[START Raw data]

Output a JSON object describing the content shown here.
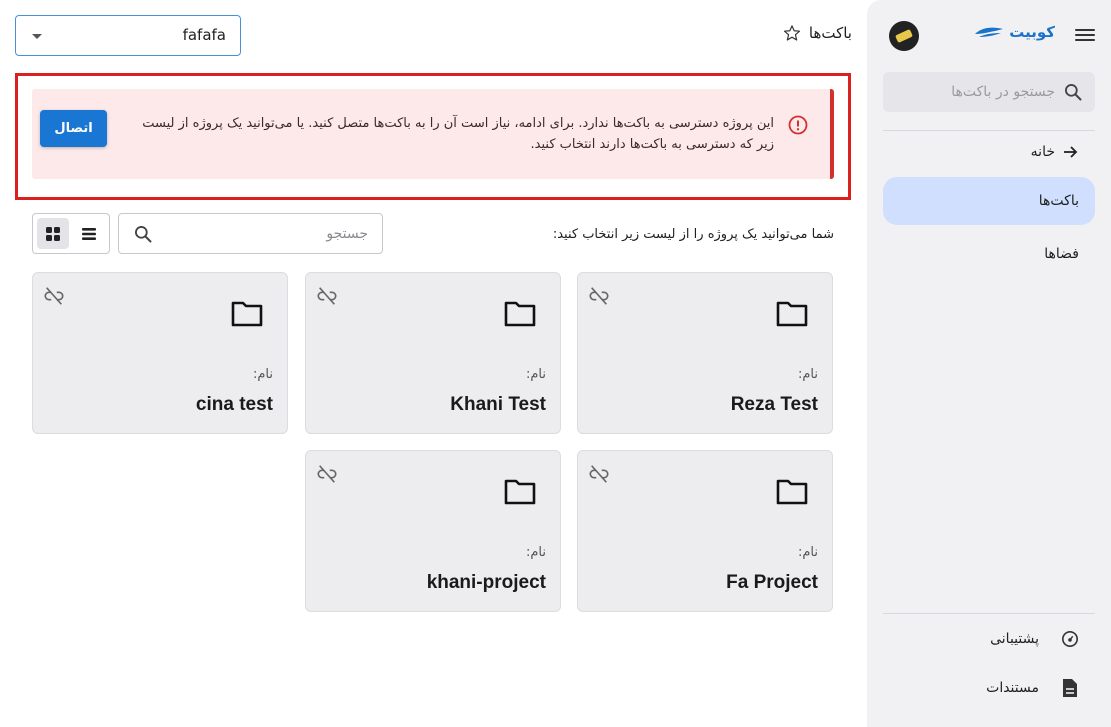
{
  "header": {
    "project_select_value": "fafafa",
    "page_title": "باکت‌ها"
  },
  "alert": {
    "message": "این پروژه دسترسی به باکت‌ها ندارد. برای ادامه، نیاز است آن را به باکت‌ها متصل کنید. یا می‌توانید یک پروژه از لیست زیر که دسترسی به باکت‌ها دارند انتخاب کنید.",
    "connect_label": "اتصال"
  },
  "main": {
    "instruction": "شما می‌توانید یک پروژه را از لیست زیر انتخاب کنید:",
    "search_placeholder": "جستجو",
    "name_label": "نام:",
    "cards": [
      {
        "name": "Reza Test"
      },
      {
        "name": "Khani Test"
      },
      {
        "name": "cina test"
      },
      {
        "name": "Fa Project"
      },
      {
        "name": "khani-project"
      }
    ]
  },
  "sidebar": {
    "brand": "کوبیت",
    "search_placeholder": "جستجو در باکت‌ها",
    "items": [
      {
        "label": "خانه"
      },
      {
        "label": "باکت‌ها"
      },
      {
        "label": "فضاها"
      }
    ],
    "footer": [
      {
        "label": "پشتیبانی"
      },
      {
        "label": "مستندات"
      }
    ]
  },
  "colors": {
    "accent": "#1976d2",
    "alert_bg": "#fde9e9",
    "alert_border": "#d32f2f",
    "highlight": "#dc1f1f",
    "active_nav": "#cfdffd"
  }
}
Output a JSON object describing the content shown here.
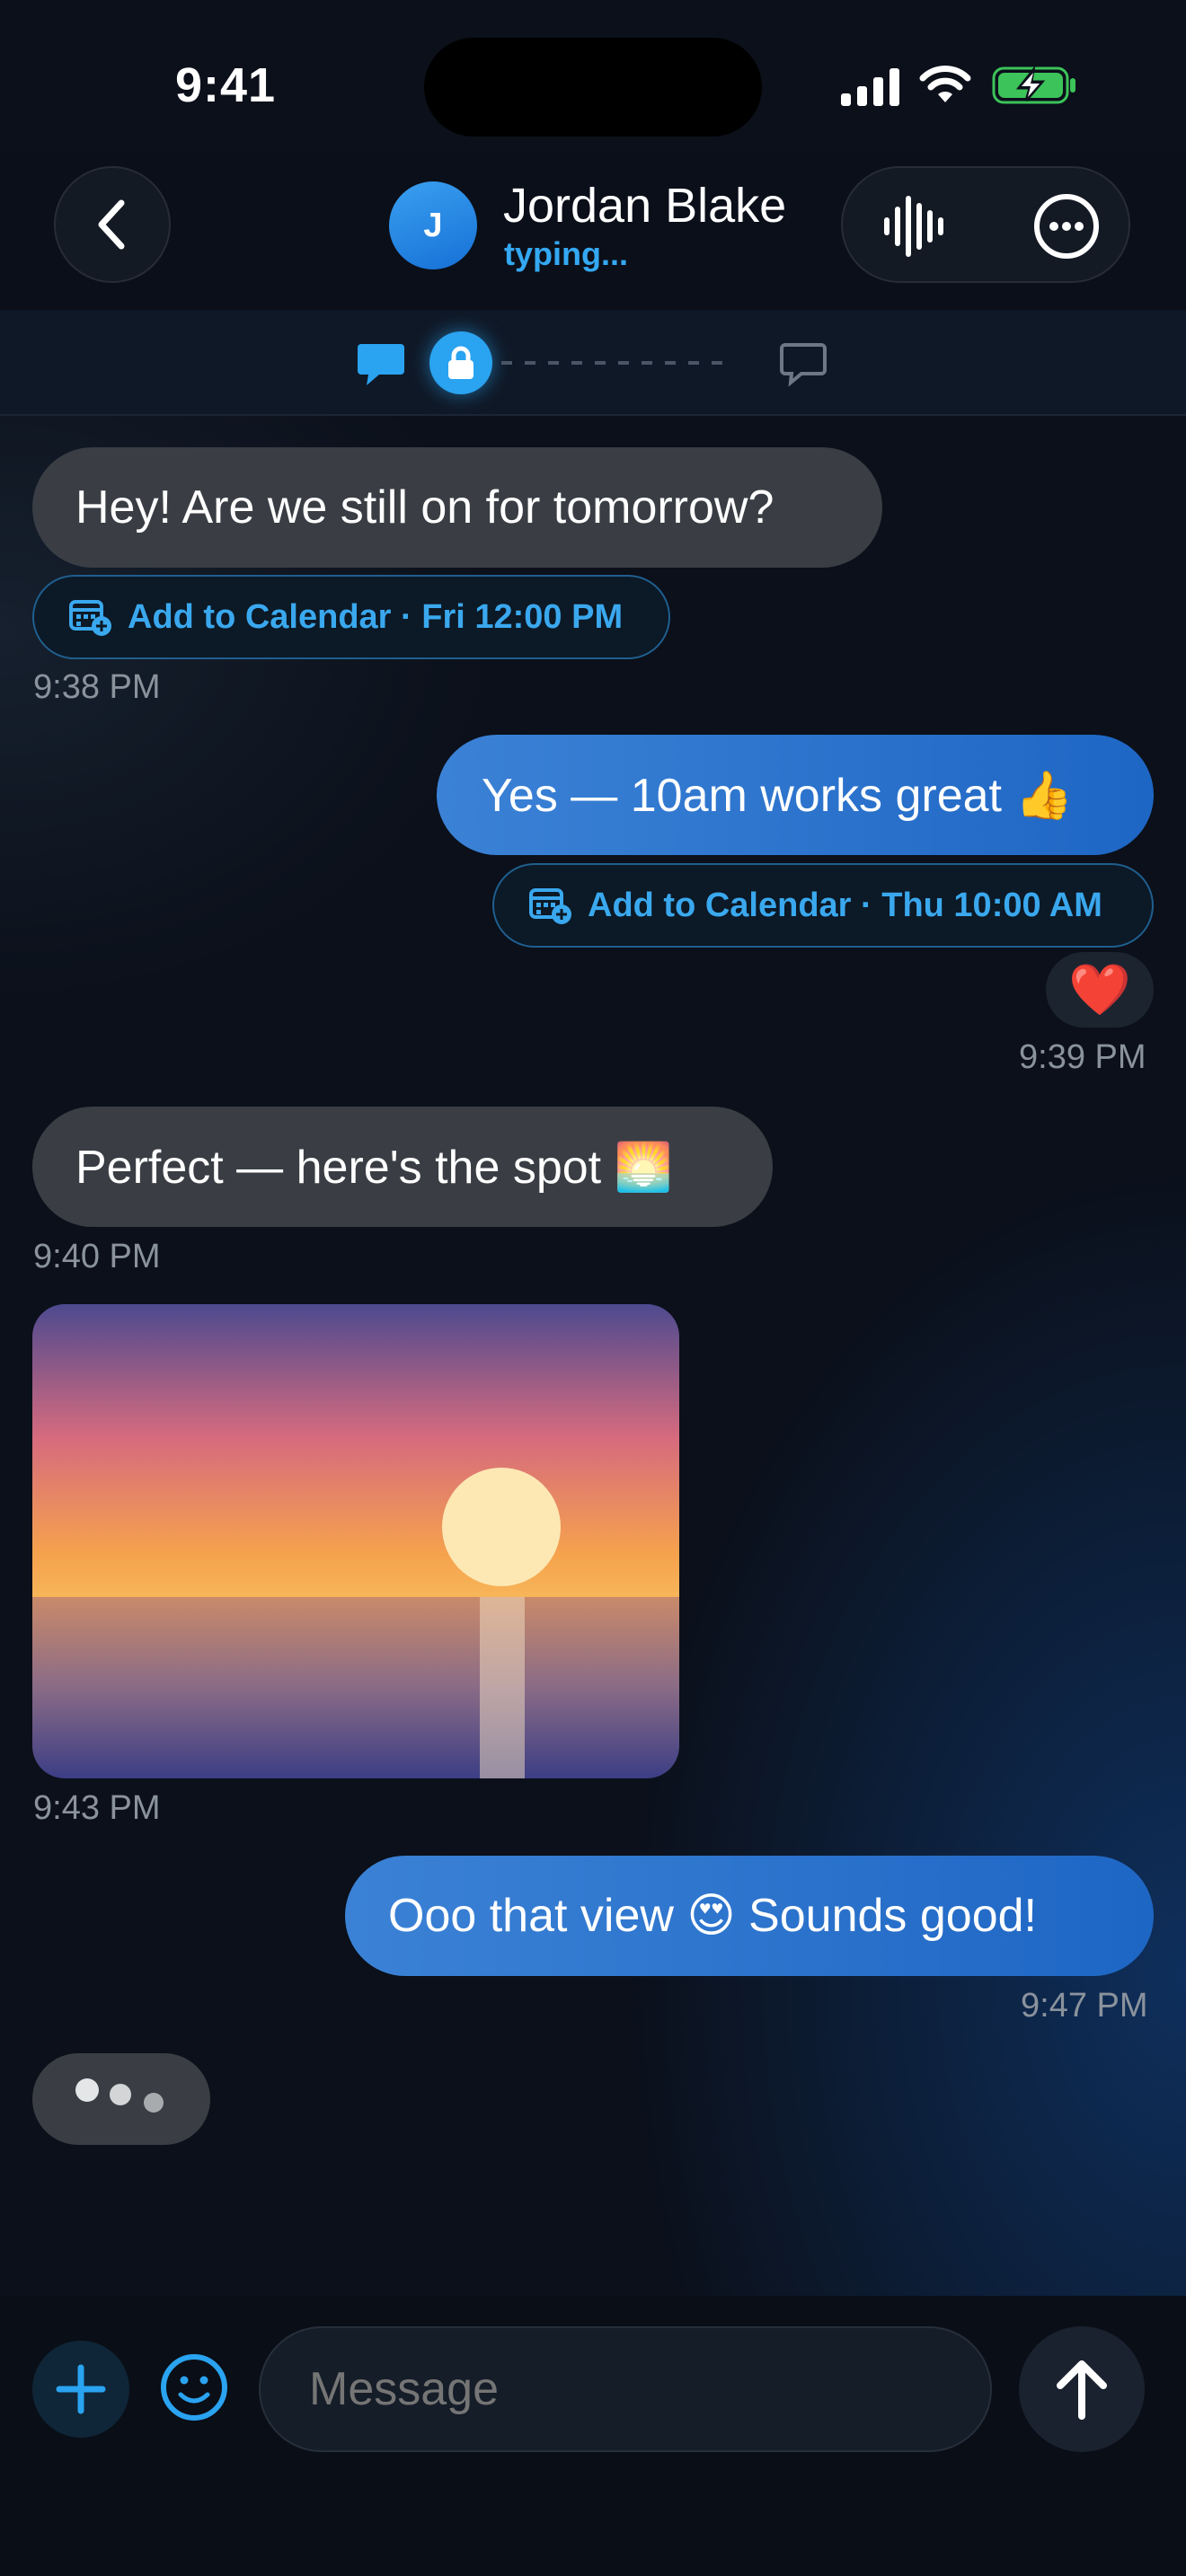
{
  "status_bar": {
    "time": "9:41"
  },
  "header": {
    "avatar_initial": "J",
    "contact_name": "Jordan Blake",
    "contact_status": "typing..."
  },
  "messages": [
    {
      "direction": "incoming",
      "text": "Hey! Are we still on for tomorrow?",
      "calendar": "Add to Calendar · Fri 12:00 PM",
      "time": "9:38 PM"
    },
    {
      "direction": "outgoing",
      "text": "Yes — 10am works great 👍",
      "calendar": "Add to Calendar · Thu 10:00 AM",
      "reaction": "❤️",
      "time": "9:39 PM"
    },
    {
      "direction": "incoming",
      "text": "Perfect — here's the spot 🌅",
      "time": "9:40 PM"
    },
    {
      "direction": "incoming",
      "type": "photo",
      "time": "9:43 PM"
    },
    {
      "direction": "outgoing",
      "text": "Ooo that view 😍 Sounds good!",
      "time": "9:47 PM"
    }
  ],
  "composer": {
    "placeholder": "Message"
  },
  "colors": {
    "accent": "#34a8f2",
    "outgoing_bubble": "#2f78d2",
    "incoming_bubble": "#3a3e44",
    "battery": "#3cc35a"
  },
  "icons": [
    "back-chevron-icon",
    "waveform-icon",
    "more-icon",
    "chat-bubble-icon",
    "lock-icon",
    "chat-outline-icon",
    "calendar-add-icon",
    "plus-icon",
    "smiley-icon",
    "arrow-up-icon"
  ]
}
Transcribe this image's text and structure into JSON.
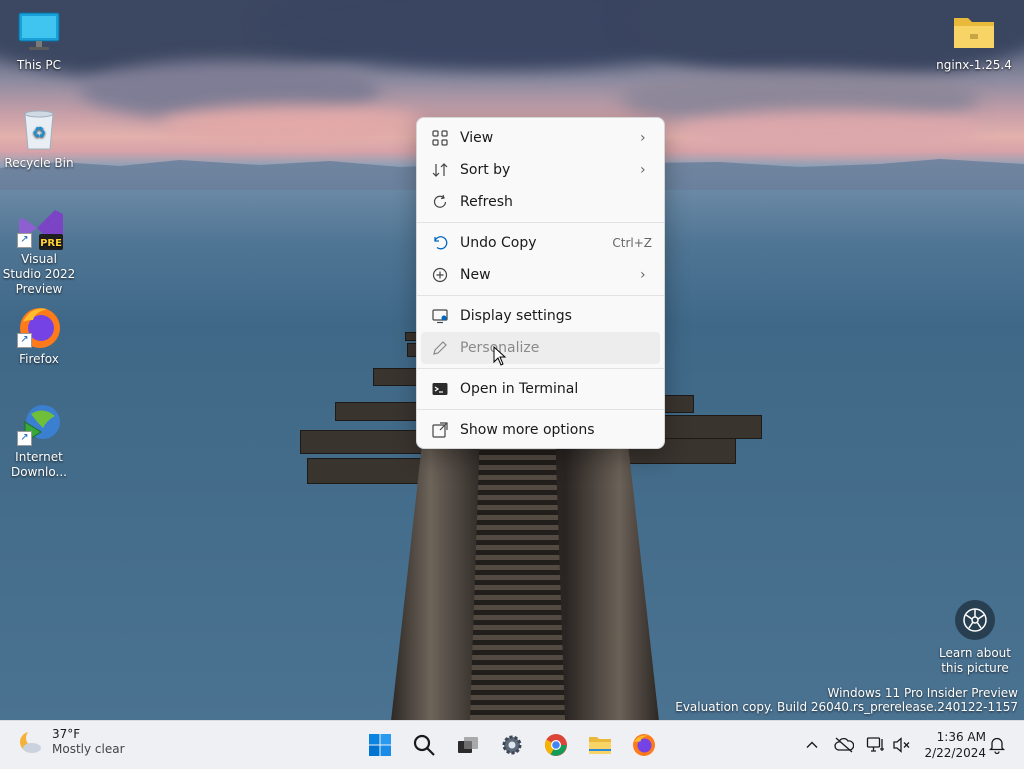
{
  "desktop": {
    "icons": [
      {
        "label": "This PC"
      },
      {
        "label": "Recycle Bin"
      },
      {
        "label": "Visual Studio 2022 Preview",
        "badge": "PRE"
      },
      {
        "label": "Firefox"
      },
      {
        "label": "Internet Downlo..."
      },
      {
        "label": "nginx-1.25.4"
      }
    ],
    "learn_picture": "Learn about this picture",
    "watermark": {
      "line1": "Windows 11 Pro Insider Preview",
      "line2": "Evaluation copy. Build 26040.rs_prerelease.240122-1157"
    }
  },
  "context_menu": {
    "items": [
      {
        "label": "View",
        "icon": "grid-icon",
        "submenu": true
      },
      {
        "label": "Sort by",
        "icon": "sort-icon",
        "submenu": true
      },
      {
        "label": "Refresh",
        "icon": "refresh-icon"
      },
      {
        "label": "Undo Copy",
        "icon": "undo-icon",
        "shortcut": "Ctrl+Z"
      },
      {
        "label": "New",
        "icon": "plus-circle-icon",
        "submenu": true
      },
      {
        "label": "Display settings",
        "icon": "display-icon"
      },
      {
        "label": "Personalize",
        "icon": "pen-icon",
        "state": "hover"
      },
      {
        "label": "Open in Terminal",
        "icon": "terminal-icon"
      },
      {
        "label": "Show more options",
        "icon": "expand-icon"
      }
    ]
  },
  "taskbar": {
    "weather": {
      "temp": "37°F",
      "condition": "Mostly clear"
    },
    "apps": [
      "start-icon",
      "search-icon",
      "task-view-icon",
      "settings-icon",
      "chrome-icon",
      "file-explorer-icon",
      "firefox-icon"
    ],
    "tray": [
      "chevron-up-icon",
      "onedrive-offline-icon",
      "network-icon",
      "volume-muted-icon"
    ],
    "clock": {
      "time": "1:36 AM",
      "date": "2/22/2024"
    }
  },
  "colors": {
    "accent": "#0067c0",
    "menu_bg": "#f9f9f9",
    "taskbar_bg": "#eef0f4"
  }
}
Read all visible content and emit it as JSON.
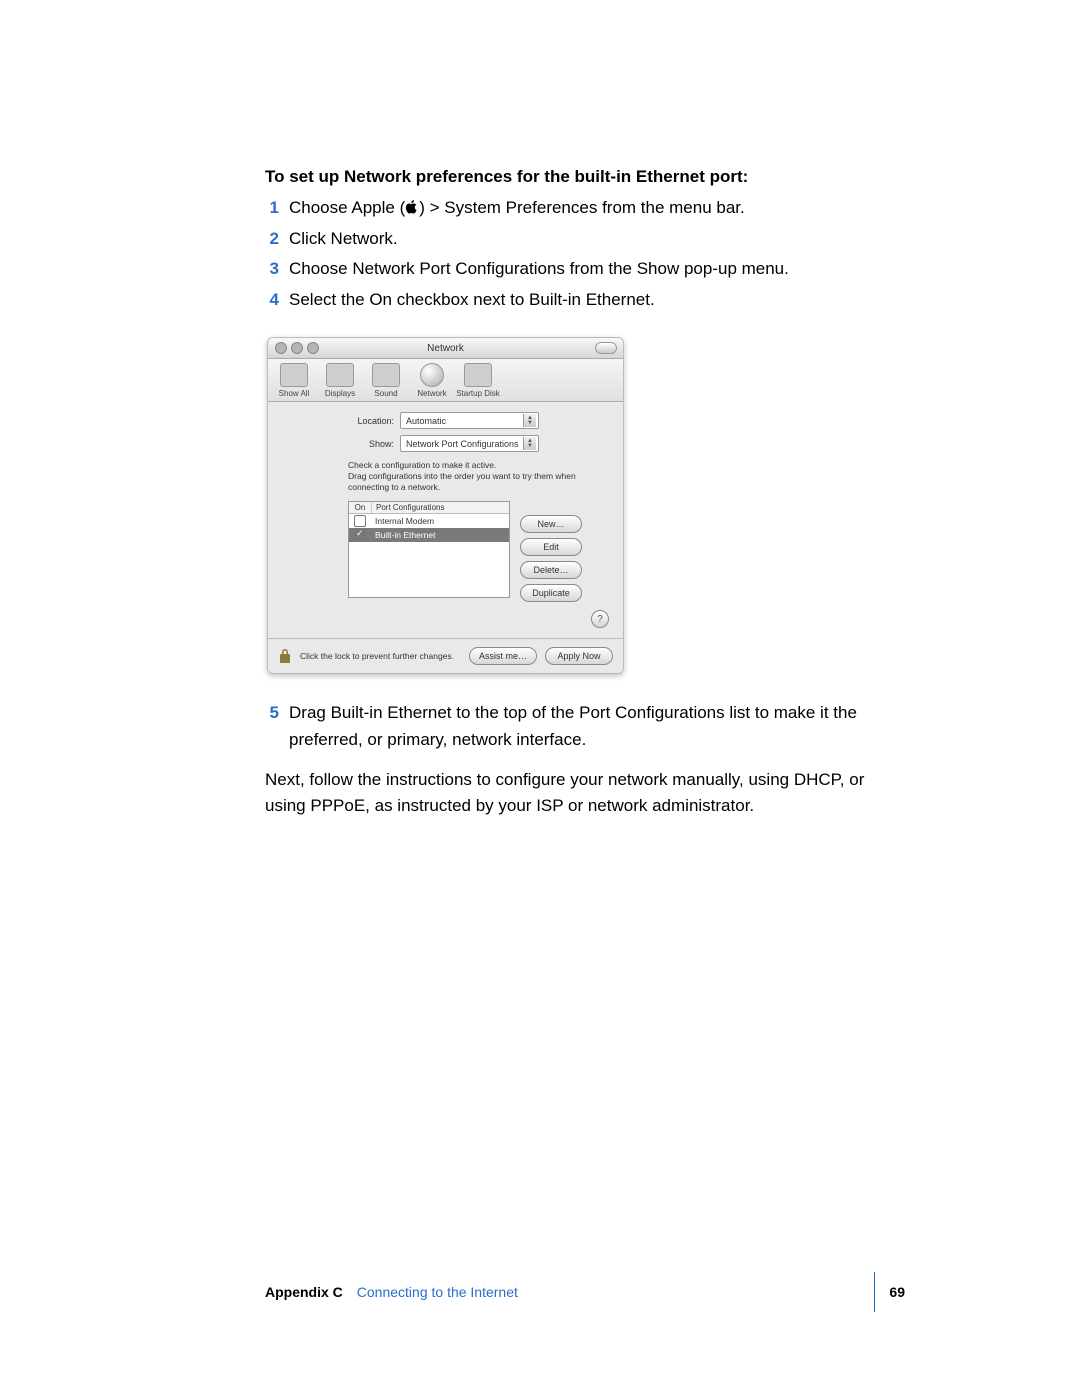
{
  "doc": {
    "heading": "To set up Network preferences for the built-in Ethernet port:",
    "steps": [
      {
        "n": "1",
        "text_before": "Choose Apple (",
        "text_after": ") > System Preferences from the menu bar."
      },
      {
        "n": "2",
        "text": "Click Network."
      },
      {
        "n": "3",
        "text": "Choose Network Port Configurations from the Show pop-up menu."
      },
      {
        "n": "4",
        "text": "Select the On checkbox next to Built-in Ethernet."
      }
    ],
    "step5": {
      "n": "5",
      "text": "Drag Built-in Ethernet to the top of the Port Configurations list to make it the preferred, or primary, network interface."
    },
    "para": "Next, follow the instructions to configure your network manually, using DHCP, or using PPPoE, as instructed by your ISP or network administrator."
  },
  "window": {
    "title": "Network",
    "toolbar": [
      {
        "label": "Show All"
      },
      {
        "label": "Displays"
      },
      {
        "label": "Sound"
      },
      {
        "label": "Network"
      },
      {
        "label": "Startup Disk"
      }
    ],
    "location_label": "Location:",
    "location_value": "Automatic",
    "show_label": "Show:",
    "show_value": "Network Port Configurations",
    "hint": "Check a configuration to make it active.\nDrag configurations into the order you want to try them when connecting to a network.",
    "list": {
      "col_on": "On",
      "col_name": "Port Configurations",
      "rows": [
        {
          "on": false,
          "name": "Internal Modem"
        },
        {
          "on": true,
          "name": "Built-in Ethernet",
          "selected": true
        }
      ]
    },
    "buttons": {
      "new": "New…",
      "edit": "Edit",
      "delete": "Delete…",
      "duplicate": "Duplicate"
    },
    "help": "?",
    "lock_text": "Click the lock to prevent further changes.",
    "assist": "Assist me…",
    "apply": "Apply Now"
  },
  "footer": {
    "appendix": "Appendix C",
    "title": "Connecting to the Internet",
    "page": "69"
  }
}
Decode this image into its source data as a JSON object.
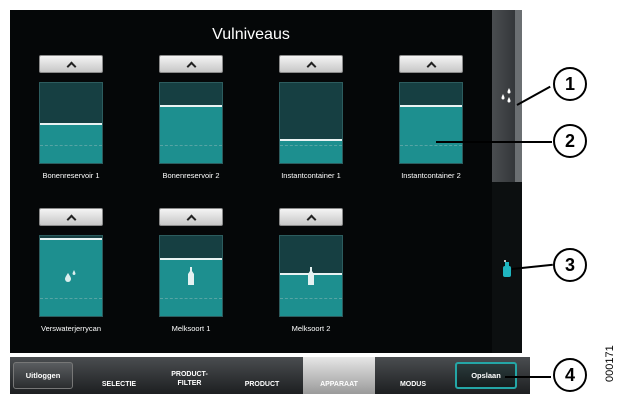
{
  "screen": {
    "title": "Vulniveaus"
  },
  "containers": [
    {
      "label": "Bonenreservoir 1",
      "level_percent": 50,
      "icon": "none"
    },
    {
      "label": "Bonenreservoir 2",
      "level_percent": 72,
      "icon": "none"
    },
    {
      "label": "Instantcontainer 1",
      "level_percent": 30,
      "icon": "none"
    },
    {
      "label": "Instantcontainer 2",
      "level_percent": 72,
      "icon": "none"
    },
    {
      "label": "Verswaterjerrycan",
      "level_percent": 97,
      "icon": "drops-icon"
    },
    {
      "label": "Melksoort 1",
      "level_percent": 72,
      "icon": "milk-bottle-icon"
    },
    {
      "label": "Melksoort 2",
      "level_percent": 54,
      "icon": "milk-bottle-icon"
    }
  ],
  "side_rail": {
    "icons": [
      "water-drops-icon",
      "milk-container-icon"
    ]
  },
  "bottom_bar": {
    "logout_label": "Uitloggen",
    "tabs": [
      {
        "label": "SELECTIE"
      },
      {
        "label": "PRODUCT-\nFILTER"
      },
      {
        "label": "PRODUCT"
      },
      {
        "label": "APPARAAT",
        "active": true
      },
      {
        "label": "MODUS"
      }
    ],
    "save_label": "Opslaan"
  },
  "callouts": [
    "1",
    "2",
    "3",
    "4"
  ],
  "document_id": "000171",
  "colors": {
    "fill": "#1d8f8f",
    "tank_empty": "#163f42",
    "accent": "#24a6a6"
  }
}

[END Raw data]

Exercise: Select all lines in the listing that include the word "لیست".

Exercise answer:
    "message": "این پروژه دسترسی به باکت‌ها ندارد. برای ادامه، نیاز است آن را به باکت‌ها متصل کنید. یا می‌توانید یک پروژه از لیست زیر که دسترسی به باکت‌ها دارند انتخاب کنید.",
    "instruction": "شما می‌توانید یک پروژه را از لیست زیر انتخاب کنید:",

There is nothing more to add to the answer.